### Problem A
Say whether each statement agrees with the draft prep article, answering yes or no and quoting the deciding words: (i) The writer's league uses eight statistics for batters and pitchers. (ii) Pitcher holds count as a category in the writer's league. (iii) The article says Joey Votto's impact on average is limited because he strikes out often.
### Problem B
Reproduce the draft prep article from "Draft prep: Framing" up to and including "your league uses.", switching "Rotoworld" to "Baseball Prospectus".
### Problem C
Pick up the draft prep article after its final sentence and carry it on in the same voice.

*** Excerpt

Draft prep: Framing the problem
So you’re preparing for your fantasy draft. You’re caught up on FanGraphs, checked for recent injuries at Rotoworld, maybe skimmed a few headlines from your other top 11 baseball news sites. Maybe you’ve even downloaded the FanGraphs positional rankings, and are planning to keep the file open during the draft as a reality check against the pre-set rankings of the site your league uses.
But really, what do the guys at FanGraphs know? Sure, they know a lot about baseball, and statistics, and this year’s projections, and a handful of underlying stats that tend to predict future performance. But what they don’t know is whether your league uses OBP instead of AVG, or OPS, SLG, or batters’ strikeouts, or maybe holds and FIP and pitcher fielding percentage. If this is your situation, then I feel your pain. My fantasy league uses eight statistics for batters and pitchers, three each beyond the usual five. (In case you’re curious, the mysterious six are: Batter hits, K’s, & OPS; Pitcher holds, losses & complete games).
These differences matter. If your league uses OBP, Joey Votto turns from a fantasy player who’s solid in four categories (including average, where his impact is limited because he walks all the time) to a guy with a truly elite skill. Maybe it’s easy for you to account for the relative value of a Joey Votto, but how well can you project the 25th through 35th outfielders? Some might be much better or worse in your league. If you have batter strikeouts, as in my league, how do you value Mark Trumbo and his home run power against the elite contact skills of Norichika Aoki?

******
*** Listing

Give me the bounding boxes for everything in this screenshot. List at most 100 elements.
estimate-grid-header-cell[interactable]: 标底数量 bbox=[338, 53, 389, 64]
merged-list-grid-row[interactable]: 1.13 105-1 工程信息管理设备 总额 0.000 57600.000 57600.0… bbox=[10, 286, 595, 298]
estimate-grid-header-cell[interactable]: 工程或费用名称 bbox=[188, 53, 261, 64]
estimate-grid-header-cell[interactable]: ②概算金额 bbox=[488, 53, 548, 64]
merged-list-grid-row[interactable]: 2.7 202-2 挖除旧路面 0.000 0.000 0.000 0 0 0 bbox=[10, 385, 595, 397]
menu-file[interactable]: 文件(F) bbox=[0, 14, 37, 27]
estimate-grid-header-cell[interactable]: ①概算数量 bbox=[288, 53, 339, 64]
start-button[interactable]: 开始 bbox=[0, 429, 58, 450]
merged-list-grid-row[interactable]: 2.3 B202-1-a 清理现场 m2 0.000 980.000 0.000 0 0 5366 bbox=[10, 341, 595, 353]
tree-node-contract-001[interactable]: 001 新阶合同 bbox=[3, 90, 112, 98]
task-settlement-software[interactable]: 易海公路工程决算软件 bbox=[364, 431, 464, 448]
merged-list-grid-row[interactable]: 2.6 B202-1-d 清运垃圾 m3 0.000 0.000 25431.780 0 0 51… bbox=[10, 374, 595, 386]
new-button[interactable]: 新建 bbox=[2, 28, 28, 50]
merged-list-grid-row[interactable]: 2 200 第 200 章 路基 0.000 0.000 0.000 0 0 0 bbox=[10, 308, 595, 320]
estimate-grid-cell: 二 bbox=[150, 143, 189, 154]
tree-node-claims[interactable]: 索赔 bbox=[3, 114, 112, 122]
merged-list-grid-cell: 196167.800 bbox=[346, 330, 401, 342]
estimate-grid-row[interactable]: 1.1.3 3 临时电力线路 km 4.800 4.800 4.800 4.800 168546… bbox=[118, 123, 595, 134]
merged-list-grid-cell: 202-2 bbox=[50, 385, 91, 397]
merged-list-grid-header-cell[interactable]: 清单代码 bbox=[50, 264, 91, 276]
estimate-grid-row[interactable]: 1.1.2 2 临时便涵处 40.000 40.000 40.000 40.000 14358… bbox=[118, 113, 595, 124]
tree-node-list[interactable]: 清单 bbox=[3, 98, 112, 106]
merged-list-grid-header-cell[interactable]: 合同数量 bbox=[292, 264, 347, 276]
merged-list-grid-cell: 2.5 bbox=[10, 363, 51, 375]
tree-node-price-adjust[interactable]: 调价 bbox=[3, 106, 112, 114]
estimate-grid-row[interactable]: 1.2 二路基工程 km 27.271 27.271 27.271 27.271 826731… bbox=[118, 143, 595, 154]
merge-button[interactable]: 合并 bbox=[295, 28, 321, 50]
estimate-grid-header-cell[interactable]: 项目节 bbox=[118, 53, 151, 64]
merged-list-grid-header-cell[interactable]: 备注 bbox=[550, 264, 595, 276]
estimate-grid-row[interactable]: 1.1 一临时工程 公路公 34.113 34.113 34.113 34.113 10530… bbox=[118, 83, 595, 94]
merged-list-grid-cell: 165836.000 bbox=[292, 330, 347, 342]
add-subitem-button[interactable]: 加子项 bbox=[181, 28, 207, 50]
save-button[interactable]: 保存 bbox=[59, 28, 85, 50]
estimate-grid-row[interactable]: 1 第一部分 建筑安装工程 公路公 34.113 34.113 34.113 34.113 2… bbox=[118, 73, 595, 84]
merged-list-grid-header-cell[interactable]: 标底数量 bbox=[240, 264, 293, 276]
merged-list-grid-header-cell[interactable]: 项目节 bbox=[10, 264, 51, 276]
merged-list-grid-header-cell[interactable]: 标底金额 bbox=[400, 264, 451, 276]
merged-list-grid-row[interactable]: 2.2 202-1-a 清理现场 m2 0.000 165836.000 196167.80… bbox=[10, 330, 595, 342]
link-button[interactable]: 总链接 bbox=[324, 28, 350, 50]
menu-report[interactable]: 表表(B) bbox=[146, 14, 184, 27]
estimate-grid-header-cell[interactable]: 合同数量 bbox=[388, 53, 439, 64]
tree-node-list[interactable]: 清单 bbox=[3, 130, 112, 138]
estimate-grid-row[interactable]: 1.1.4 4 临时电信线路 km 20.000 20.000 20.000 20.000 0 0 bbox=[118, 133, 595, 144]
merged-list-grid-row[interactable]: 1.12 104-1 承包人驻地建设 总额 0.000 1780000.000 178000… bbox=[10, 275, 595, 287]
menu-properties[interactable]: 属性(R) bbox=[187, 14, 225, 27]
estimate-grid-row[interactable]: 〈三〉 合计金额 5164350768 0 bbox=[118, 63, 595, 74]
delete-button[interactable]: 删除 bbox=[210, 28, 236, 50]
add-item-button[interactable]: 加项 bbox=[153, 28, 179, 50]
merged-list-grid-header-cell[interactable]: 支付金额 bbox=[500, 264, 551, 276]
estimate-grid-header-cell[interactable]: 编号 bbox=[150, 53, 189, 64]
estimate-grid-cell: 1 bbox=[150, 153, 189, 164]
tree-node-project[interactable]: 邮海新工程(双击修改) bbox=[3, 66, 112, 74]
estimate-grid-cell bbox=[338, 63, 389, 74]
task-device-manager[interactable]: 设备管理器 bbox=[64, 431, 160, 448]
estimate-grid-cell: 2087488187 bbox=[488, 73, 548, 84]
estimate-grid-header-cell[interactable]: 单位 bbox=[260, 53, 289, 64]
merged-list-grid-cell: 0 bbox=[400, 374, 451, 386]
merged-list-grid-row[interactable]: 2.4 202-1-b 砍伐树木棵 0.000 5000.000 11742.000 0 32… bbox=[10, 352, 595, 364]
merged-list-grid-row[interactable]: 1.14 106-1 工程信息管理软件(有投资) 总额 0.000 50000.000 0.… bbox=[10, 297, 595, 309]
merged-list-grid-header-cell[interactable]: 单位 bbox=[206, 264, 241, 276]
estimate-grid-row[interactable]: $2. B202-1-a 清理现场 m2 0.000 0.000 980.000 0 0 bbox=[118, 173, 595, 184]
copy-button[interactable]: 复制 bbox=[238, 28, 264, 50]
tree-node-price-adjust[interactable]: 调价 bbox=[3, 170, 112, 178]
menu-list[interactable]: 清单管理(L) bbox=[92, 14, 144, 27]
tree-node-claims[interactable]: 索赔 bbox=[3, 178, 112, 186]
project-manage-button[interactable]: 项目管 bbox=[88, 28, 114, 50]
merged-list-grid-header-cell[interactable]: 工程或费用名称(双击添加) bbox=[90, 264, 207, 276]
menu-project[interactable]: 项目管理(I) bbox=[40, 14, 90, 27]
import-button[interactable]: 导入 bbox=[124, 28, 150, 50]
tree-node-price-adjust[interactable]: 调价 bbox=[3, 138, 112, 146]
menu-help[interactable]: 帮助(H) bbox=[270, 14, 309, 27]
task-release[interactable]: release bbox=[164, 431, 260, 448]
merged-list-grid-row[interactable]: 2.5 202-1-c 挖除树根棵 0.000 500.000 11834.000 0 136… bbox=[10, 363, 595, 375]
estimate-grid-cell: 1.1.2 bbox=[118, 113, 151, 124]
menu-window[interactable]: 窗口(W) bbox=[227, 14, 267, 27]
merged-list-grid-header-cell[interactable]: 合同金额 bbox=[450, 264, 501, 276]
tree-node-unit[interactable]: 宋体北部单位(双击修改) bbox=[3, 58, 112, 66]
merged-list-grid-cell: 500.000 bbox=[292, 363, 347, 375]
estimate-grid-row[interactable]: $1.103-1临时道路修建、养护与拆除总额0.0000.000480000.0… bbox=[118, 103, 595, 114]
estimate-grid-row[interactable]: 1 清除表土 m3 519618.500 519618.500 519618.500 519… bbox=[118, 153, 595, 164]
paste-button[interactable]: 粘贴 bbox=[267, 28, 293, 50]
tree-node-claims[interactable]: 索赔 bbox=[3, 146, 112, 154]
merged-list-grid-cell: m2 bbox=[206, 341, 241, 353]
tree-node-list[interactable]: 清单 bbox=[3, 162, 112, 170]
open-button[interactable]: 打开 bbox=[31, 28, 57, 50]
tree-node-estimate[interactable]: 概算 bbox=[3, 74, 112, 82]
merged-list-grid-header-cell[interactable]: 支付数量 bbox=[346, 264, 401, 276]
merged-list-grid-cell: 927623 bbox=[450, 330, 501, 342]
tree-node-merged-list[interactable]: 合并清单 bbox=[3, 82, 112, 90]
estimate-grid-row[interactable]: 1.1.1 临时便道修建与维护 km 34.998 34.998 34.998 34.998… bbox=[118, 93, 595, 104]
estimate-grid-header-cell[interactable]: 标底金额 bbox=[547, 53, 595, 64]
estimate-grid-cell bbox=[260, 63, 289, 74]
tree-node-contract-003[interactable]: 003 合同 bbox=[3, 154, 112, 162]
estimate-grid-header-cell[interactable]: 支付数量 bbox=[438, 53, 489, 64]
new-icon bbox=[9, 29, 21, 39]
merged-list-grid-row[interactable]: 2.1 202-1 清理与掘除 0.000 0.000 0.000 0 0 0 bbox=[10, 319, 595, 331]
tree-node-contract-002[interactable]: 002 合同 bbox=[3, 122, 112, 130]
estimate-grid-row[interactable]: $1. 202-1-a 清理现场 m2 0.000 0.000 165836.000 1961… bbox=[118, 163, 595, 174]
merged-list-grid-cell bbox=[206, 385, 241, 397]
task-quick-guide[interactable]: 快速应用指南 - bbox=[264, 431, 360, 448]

******

### Written reply A
(i) Yes: "My fantasy league uses eight statistics for batters and pitchers, three each beyond the usual five."
(ii) Yes: "Pitcher holds, losses & complete games"
(iii) No: "where his impact is limited because he walks all the time"

### Written reply B
Draft prep: Framing the problem
So you’re preparing for your fantasy draft. You’re caught up on FanGraphs, checked for recent injuries at Baseball Prospectus, maybe skimmed a few headlines from your other top 11 baseball news sites. Maybe you’ve even downloaded the FanGraphs positional rankings, and are planning to keep the file open during the draft as a reality check against the pre-set rankings of the site your league uses.

### Written reply C
Generating your own rankings
One answer, and the one I opted for, is to generate rankings based on your own league’s stats. Now, this may sound a bit too work-intensive and time-consuming for most of you (especially those of you with relatively normal priorities), but in reality it wasn’t as time-consuming as I expected.*
First of all, there’s no need to reinvent the wheel. There are lots of projection systems out there that are available to the public, and some of them are quite good. I decided I would simply download all the projections listed on FanGraphs, and average them out. And then, after thinking for a little while about the costs and benefits of that approach, I decided I wouldn’t do that at all, and instead would use the results of just one projection system. But which one should I use? Luckily, that’s yet another bit of analysis we don’t need to bother with, because the Interwebs are full of crazy mathematicians who love baseball and have nothing better to do. After searching for a few articles that evaluate projection systems, like this one and this meta-one, I decided that the forecasts I trusted most (and were easiest to obtain) were Steamer for batters and FanGraphs fans for pitchers. (The high accuracy of the latter shocked me at first, but then I realized that fans assimilate the results of all the projection systems into their own player projections, departing from them only as dictated by common sense, inside scoop, and hope.)
Operationalizing the Solution
Here’s where it gets tricky. What advanced data manipulation packages and techniques are best for downloading reams of data from the FanGraphs site into your spreadsheet? Certainly there was no need for me to copy and paste the data 50 players at a time like someone living the dark ages, was there? No, of course not. And I probably never really did that.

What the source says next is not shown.